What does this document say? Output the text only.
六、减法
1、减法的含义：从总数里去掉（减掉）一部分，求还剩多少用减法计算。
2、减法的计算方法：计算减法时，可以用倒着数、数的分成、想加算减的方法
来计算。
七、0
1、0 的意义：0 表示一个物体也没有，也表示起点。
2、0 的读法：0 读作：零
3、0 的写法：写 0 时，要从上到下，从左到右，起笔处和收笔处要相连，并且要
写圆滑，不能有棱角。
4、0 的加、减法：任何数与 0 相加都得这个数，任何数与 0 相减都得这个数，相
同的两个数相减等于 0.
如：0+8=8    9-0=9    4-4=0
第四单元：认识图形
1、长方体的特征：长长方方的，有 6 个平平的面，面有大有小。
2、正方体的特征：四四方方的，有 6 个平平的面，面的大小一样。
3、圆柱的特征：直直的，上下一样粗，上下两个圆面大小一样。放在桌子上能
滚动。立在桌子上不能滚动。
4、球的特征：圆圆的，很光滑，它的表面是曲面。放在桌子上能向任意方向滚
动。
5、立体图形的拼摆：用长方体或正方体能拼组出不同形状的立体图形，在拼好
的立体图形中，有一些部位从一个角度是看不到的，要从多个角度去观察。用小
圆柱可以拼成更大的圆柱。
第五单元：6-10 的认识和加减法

▶ _WHAT THE EXERCISE ASKS_:
Recite the full listing above exactly.

▶ _COMPLETE OUTPUT_:
What does this document say? Output the text only.
六、减法
1、减法的含义：从总数里去掉（减掉）一部分，求还剩多少用减法计算。
2、减法的计算方法：计算减法时，可以用倒着数、数的分成、想加算减的方法
来计算。
七、0
1、0 的意义：0 表示一个物体也没有，也表示起点。
2、0 的读法：0 读作：零
3、0 的写法：写 0 时，要从上到下，从左到右，起笔处和收笔处要相连，并且要
写圆滑，不能有棱角。
4、0 的加、减法：任何数与 0 相加都得这个数，任何数与 0 相减都得这个数，相
同的两个数相减等于 0.
如：0+8=8    9-0=9    4-4=0
第四单元：认识图形
1、长方体的特征：长长方方的，有 6 个平平的面，面有大有小。
2、正方体的特征：四四方方的，有 6 个平平的面，面的大小一样。
3、圆柱的特征：直直的，上下一样粗，上下两个圆面大小一样。放在桌子上能
滚动。立在桌子上不能滚动。
4、球的特征：圆圆的，很光滑，它的表面是曲面。放在桌子上能向任意方向滚
动。
5、立体图形的拼摆：用长方体或正方体能拼组出不同形状的立体图形，在拼好
的立体图形中，有一些部位从一个角度是看不到的，要从多个角度去观察。用小
圆柱可以拼成更大的圆柱。
第五单元：6-10 的认识和加减法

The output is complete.